**Dataset excerpts**:
* Start *

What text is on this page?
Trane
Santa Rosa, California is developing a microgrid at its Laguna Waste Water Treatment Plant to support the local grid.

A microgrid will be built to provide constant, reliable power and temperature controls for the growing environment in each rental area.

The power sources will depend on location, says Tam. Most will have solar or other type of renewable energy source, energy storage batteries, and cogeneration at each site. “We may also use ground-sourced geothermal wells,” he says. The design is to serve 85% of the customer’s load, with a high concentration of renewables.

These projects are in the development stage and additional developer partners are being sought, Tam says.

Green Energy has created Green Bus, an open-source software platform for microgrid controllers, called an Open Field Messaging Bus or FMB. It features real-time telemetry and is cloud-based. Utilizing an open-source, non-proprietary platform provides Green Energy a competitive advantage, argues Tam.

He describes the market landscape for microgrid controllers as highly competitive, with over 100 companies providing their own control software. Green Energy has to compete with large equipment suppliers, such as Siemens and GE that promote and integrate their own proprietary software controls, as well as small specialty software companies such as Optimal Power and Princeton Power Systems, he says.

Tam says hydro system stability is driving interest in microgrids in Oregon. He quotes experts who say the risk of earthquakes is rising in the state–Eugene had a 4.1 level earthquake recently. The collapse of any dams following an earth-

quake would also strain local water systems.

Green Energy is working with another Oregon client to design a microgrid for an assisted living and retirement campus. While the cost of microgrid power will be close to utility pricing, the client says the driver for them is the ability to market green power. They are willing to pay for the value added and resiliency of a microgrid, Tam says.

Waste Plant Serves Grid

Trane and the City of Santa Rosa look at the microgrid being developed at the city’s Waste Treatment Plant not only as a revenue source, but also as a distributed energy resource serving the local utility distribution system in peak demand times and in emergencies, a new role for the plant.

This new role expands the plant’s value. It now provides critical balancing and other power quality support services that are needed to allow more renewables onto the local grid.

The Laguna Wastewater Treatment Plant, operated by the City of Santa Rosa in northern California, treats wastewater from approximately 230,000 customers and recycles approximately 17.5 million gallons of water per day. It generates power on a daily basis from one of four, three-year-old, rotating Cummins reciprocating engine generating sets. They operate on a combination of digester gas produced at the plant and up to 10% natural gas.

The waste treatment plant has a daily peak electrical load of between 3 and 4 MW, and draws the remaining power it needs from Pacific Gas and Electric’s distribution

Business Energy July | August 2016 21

* End *

**What needs to be done**:
Show, from the material above, each line that includes the string "Trane".

**Worked answer**:
Trane
Trane and the City of Santa Rosa look at the microgrid being developed at the city’s Waste Treatment Plant not only as a revenue source, but also as a distributed energy resource serving the local utility distribution system in peak demand times and in emergencies, a new role for the plant.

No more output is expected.